(EXCERPTED RECORDS)
*-*-*

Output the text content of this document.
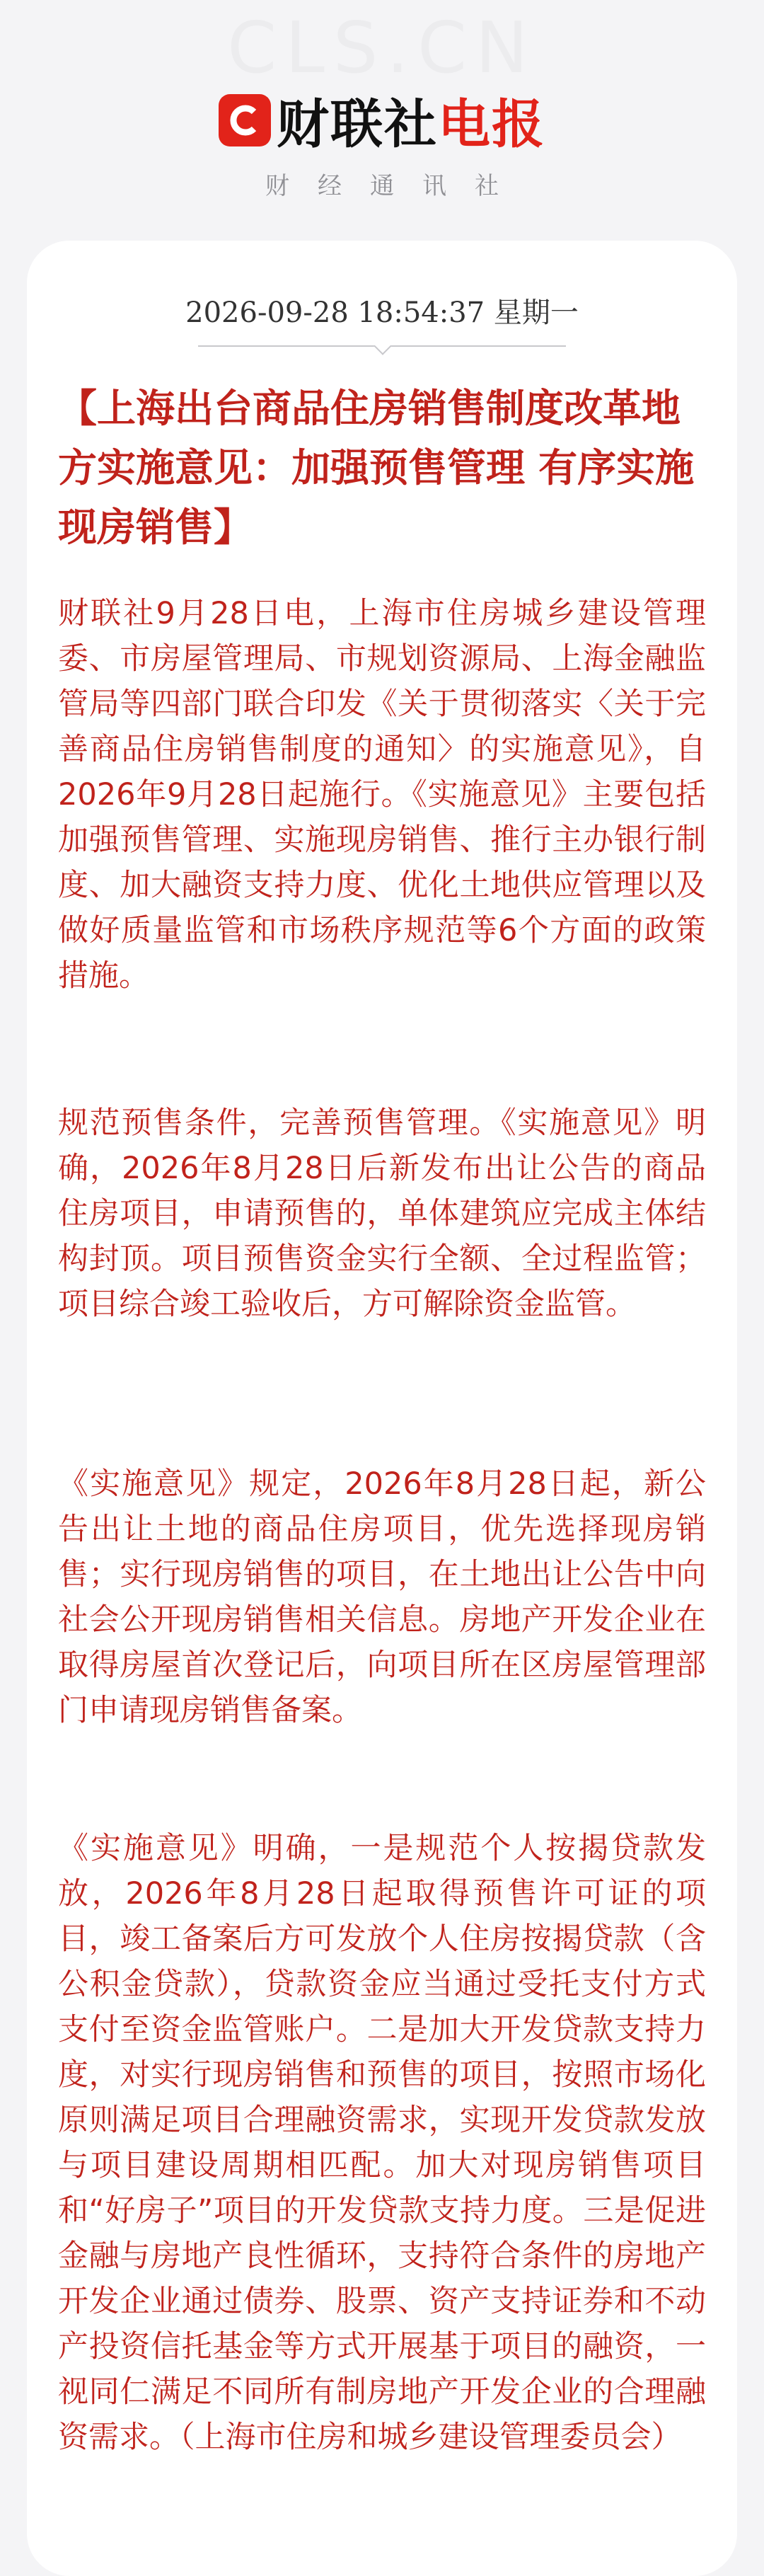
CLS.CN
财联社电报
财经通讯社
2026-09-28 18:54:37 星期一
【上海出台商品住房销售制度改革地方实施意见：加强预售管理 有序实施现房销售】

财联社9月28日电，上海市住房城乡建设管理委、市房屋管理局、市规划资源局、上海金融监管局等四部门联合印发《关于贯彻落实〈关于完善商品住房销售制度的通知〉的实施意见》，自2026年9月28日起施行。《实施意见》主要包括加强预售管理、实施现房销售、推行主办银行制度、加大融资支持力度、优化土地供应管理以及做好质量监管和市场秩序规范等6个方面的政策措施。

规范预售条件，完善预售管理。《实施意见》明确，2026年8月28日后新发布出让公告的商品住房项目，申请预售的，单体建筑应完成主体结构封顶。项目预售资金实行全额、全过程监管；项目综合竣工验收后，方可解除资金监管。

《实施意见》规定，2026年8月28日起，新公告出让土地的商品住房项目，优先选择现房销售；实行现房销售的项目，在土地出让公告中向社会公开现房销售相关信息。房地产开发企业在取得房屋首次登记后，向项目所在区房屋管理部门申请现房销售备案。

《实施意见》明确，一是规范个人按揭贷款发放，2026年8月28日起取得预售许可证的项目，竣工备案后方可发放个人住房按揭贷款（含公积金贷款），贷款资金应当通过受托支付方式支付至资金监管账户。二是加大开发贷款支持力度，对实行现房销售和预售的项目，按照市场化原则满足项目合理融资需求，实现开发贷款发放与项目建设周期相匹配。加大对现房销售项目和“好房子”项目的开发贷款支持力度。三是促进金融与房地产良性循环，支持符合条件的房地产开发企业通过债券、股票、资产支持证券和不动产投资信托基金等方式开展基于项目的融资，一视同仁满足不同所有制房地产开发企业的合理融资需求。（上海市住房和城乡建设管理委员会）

*-*-*

(GOAL OF THE EXERCISE) Give all the entries again exactly, dropping each picture.

(ANSWER TO THE EXERCISE)
Output the text content of this document.
CLS.CN
财联社电报
财经通讯社
2026-09-28 18:54:37 星期一
【上海出台商品住房销售制度改革地方实施意见：加强预售管理 有序实施现房销售】

财联社9月28日电，上海市住房城乡建设管理委、市房屋管理局、市规划资源局、上海金融监管局等四部门联合印发《关于贯彻落实〈关于完善商品住房销售制度的通知〉的实施意见》，自2026年9月28日起施行。《实施意见》主要包括加强预售管理、实施现房销售、推行主办银行制度、加大融资支持力度、优化土地供应管理以及做好质量监管和市场秩序规范等6个方面的政策措施。

规范预售条件，完善预售管理。《实施意见》明确，2026年8月28日后新发布出让公告的商品住房项目，申请预售的，单体建筑应完成主体结构封顶。项目预售资金实行全额、全过程监管；项目综合竣工验收后，方可解除资金监管。

《实施意见》规定，2026年8月28日起，新公告出让土地的商品住房项目，优先选择现房销售；实行现房销售的项目，在土地出让公告中向社会公开现房销售相关信息。房地产开发企业在取得房屋首次登记后，向项目所在区房屋管理部门申请现房销售备案。

《实施意见》明确，一是规范个人按揭贷款发放，2026年8月28日起取得预售许可证的项目，竣工备案后方可发放个人住房按揭贷款（含公积金贷款），贷款资金应当通过受托支付方式支付至资金监管账户。二是加大开发贷款支持力度，对实行现房销售和预售的项目，按照市场化原则满足项目合理融资需求，实现开发贷款发放与项目建设周期相匹配。加大对现房销售项目和“好房子”项目的开发贷款支持力度。三是促进金融与房地产良性循环，支持符合条件的房地产开发企业通过债券、股票、资产支持证券和不动产投资信托基金等方式开展基于项目的融资，一视同仁满足不同所有制房地产开发企业的合理融资需求。（上海市住房和城乡建设管理委员会）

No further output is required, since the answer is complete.